### Exercise aim
Quote every line of the material beneath this one.

## begin Input records

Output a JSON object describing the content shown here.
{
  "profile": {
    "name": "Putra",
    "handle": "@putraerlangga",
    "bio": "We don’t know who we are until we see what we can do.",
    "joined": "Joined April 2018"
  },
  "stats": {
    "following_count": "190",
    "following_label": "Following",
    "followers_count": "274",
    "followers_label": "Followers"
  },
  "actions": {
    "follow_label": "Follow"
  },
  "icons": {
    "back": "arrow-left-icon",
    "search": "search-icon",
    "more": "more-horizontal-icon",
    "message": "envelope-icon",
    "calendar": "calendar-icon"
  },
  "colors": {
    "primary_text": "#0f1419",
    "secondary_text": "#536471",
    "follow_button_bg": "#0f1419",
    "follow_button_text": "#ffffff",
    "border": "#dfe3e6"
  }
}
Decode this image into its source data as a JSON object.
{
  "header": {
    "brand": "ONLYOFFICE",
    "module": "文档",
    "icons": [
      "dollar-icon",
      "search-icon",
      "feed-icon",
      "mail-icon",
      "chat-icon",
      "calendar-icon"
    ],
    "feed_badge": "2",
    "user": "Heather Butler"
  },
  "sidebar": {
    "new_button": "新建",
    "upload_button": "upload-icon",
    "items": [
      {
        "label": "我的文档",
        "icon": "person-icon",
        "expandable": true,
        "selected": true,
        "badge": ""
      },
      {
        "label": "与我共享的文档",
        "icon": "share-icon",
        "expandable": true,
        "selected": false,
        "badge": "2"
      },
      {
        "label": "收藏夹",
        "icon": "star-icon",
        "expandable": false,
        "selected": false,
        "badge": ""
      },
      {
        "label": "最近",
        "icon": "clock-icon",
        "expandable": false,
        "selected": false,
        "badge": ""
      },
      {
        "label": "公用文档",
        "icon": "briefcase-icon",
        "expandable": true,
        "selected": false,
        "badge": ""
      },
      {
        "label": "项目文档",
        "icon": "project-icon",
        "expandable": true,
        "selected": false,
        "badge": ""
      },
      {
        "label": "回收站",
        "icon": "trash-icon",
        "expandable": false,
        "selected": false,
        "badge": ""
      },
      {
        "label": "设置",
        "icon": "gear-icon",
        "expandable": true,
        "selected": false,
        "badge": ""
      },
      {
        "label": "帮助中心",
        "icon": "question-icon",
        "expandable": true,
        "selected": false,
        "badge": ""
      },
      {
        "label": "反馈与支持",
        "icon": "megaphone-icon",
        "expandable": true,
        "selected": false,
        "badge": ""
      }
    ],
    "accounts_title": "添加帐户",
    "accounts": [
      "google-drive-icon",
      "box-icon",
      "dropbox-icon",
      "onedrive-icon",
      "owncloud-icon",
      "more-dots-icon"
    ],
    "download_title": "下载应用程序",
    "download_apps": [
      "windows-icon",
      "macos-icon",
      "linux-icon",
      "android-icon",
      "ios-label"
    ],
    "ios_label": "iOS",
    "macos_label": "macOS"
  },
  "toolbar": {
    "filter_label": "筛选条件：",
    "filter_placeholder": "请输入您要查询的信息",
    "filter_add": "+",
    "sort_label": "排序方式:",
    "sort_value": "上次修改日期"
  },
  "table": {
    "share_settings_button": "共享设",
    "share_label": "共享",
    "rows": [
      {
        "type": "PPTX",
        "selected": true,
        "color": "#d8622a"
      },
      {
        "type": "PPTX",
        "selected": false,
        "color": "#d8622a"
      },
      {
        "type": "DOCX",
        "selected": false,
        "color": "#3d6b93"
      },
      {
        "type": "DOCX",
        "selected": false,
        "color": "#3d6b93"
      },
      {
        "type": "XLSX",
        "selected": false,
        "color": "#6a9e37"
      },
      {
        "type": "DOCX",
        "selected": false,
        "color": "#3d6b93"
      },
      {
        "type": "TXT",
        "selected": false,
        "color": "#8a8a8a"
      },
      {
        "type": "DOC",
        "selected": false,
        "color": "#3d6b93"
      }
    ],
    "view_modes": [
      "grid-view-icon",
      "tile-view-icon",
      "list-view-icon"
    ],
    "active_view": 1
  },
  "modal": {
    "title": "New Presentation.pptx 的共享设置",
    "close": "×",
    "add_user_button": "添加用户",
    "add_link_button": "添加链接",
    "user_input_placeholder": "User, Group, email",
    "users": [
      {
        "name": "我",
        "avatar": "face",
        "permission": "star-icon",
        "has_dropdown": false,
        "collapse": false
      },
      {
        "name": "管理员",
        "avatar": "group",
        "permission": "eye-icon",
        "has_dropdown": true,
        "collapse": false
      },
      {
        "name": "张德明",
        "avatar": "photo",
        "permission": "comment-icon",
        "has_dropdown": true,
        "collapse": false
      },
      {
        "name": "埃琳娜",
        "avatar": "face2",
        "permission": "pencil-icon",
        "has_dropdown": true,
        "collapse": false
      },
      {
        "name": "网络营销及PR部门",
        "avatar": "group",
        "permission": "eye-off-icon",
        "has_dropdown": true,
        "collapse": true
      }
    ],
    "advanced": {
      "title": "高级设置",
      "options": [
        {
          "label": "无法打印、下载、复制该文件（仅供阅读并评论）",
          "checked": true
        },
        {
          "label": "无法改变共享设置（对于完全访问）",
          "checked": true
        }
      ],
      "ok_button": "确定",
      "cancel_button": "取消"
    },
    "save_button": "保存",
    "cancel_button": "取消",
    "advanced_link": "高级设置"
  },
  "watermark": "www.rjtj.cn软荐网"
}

## end Input records

### The solution
Output a JSON object describing the content shown here.
{
  "profile": {
    "name": "Putra",
    "handle": "@putraerlangga",
    "bio": "We don’t know who we are until we see what we can do.",
    "joined": "Joined April 2018"
  },
  "stats": {
    "following_count": "190",
    "following_label": "Following",
    "followers_count": "274",
    "followers_label": "Followers"
  },
  "actions": {
    "follow_label": "Follow"
  },
  "icons": {
    "back": "arrow-left-icon",
    "search": "search-icon",
    "more": "more-horizontal-icon",
    "message": "envelope-icon",
    "calendar": "calendar-icon"
  },
  "colors": {
    "primary_text": "#0f1419",
    "secondary_text": "#536471",
    "follow_button_bg": "#0f1419",
    "follow_button_text": "#ffffff",
    "border": "#dfe3e6"
  }
}
Decode this image into its source data as a JSON object.
{
  "header": {
    "brand": "ONLYOFFICE",
    "module": "文档",
    "icons": [
      "dollar-icon",
      "search-icon",
      "feed-icon",
      "mail-icon",
      "chat-icon",
      "calendar-icon"
    ],
    "feed_badge": "2",
    "user": "Heather Butler"
  },
  "sidebar": {
    "new_button": "新建",
    "upload_button": "upload-icon",
    "items": [
      {
        "label": "我的文档",
        "icon": "person-icon",
        "expandable": true,
        "selected": true,
        "badge": ""
      },
      {
        "label": "与我共享的文档",
        "icon": "share-icon",
        "expandable": true,
        "selected": false,
        "badge": "2"
      },
      {
        "label": "收藏夹",
        "icon": "star-icon",
        "expandable": false,
        "selected": false,
        "badge": ""
      },
      {
        "label": "最近",
        "icon": "clock-icon",
        "expandable": false,
        "selected": false,
        "badge": ""
      },
      {
        "label": "公用文档",
        "icon": "briefcase-icon",
        "expandable": true,
        "selected": false,
        "badge": ""
      },
      {
        "label": "项目文档",
        "icon": "project-icon",
        "expandable": true,
        "selected": false,
        "badge": ""
      },
      {
        "label": "回收站",
        "icon": "trash-icon",
        "expandable": false,
        "selected": false,
        "badge": ""
      },
      {
        "label": "设置",
        "icon": "gear-icon",
        "expandable": true,
        "selected": false,
        "badge": ""
      },
      {
        "label": "帮助中心",
        "icon": "question-icon",
        "expandable": true,
        "selected": false,
        "badge": ""
      },
      {
        "label": "反馈与支持",
        "icon": "megaphone-icon",
        "expandable": true,
        "selected": false,
        "badge": ""
      }
    ],
    "accounts_title": "添加帐户",
    "accounts": [
      "google-drive-icon",
      "box-icon",
      "dropbox-icon",
      "onedrive-icon",
      "owncloud-icon",
      "more-dots-icon"
    ],
    "download_title": "下载应用程序",
    "download_apps": [
      "windows-icon",
      "macos-icon",
      "linux-icon",
      "android-icon",
      "ios-label"
    ],
    "ios_label": "iOS",
    "macos_label": "macOS"
  },
  "toolbar": {
    "filter_label": "筛选条件：",
    "filter_placeholder": "请输入您要查询的信息",
    "filter_add": "+",
    "sort_label": "排序方式:",
    "sort_value": "上次修改日期"
  },
  "table": {
    "share_settings_button": "共享设",
    "share_label": "共享",
    "rows": [
      {
        "type": "PPTX",
        "selected": true,
        "color": "#d8622a"
      },
      {
        "type": "PPTX",
        "selected": false,
        "color": "#d8622a"
      },
      {
        "type": "DOCX",
        "selected": false,
        "color": "#3d6b93"
      },
      {
        "type": "DOCX",
        "selected": false,
        "color": "#3d6b93"
      },
      {
        "type": "XLSX",
        "selected": false,
        "color": "#6a9e37"
      },
      {
        "type": "DOCX",
        "selected": false,
        "color": "#3d6b93"
      },
      {
        "type": "TXT",
        "selected": false,
        "color": "#8a8a8a"
      },
      {
        "type": "DOC",
        "selected": false,
        "color": "#3d6b93"
      }
    ],
    "view_modes": [
      "grid-view-icon",
      "tile-view-icon",
      "list-view-icon"
    ],
    "active_view": 1
  },
  "modal": {
    "title": "New Presentation.pptx 的共享设置",
    "close": "×",
    "add_user_button": "添加用户",
    "add_link_button": "添加链接",
    "user_input_placeholder": "User, Group, email",
    "users": [
      {
        "name": "我",
        "avatar": "face",
        "permission": "star-icon",
        "has_dropdown": false,
        "collapse": false
      },
      {
        "name": "管理员",
        "avatar": "group",
        "permission": "eye-icon",
        "has_dropdown": true,
        "collapse": false
      },
      {
        "name": "张德明",
        "avatar": "photo",
        "permission": "comment-icon",
        "has_dropdown": true,
        "collapse": false
      },
      {
        "name": "埃琳娜",
        "avatar": "face2",
        "permission": "pencil-icon",
        "has_dropdown": true,
        "collapse": false
      },
      {
        "name": "网络营销及PR部门",
        "avatar": "group",
        "permission": "eye-off-icon",
        "has_dropdown": true,
        "collapse": true
      }
    ],
    "advanced": {
      "title": "高级设置",
      "options": [
        {
          "label": "无法打印、下载、复制该文件（仅供阅读并评论）",
          "checked": true
        },
        {
          "label": "无法改变共享设置（对于完全访问）",
          "checked": true
        }
      ],
      "ok_button": "确定",
      "cancel_button": "取消"
    },
    "save_button": "保存",
    "cancel_button": "取消",
    "advanced_link": "高级设置"
  },
  "watermark": "www.rjtj.cn软荐网"
}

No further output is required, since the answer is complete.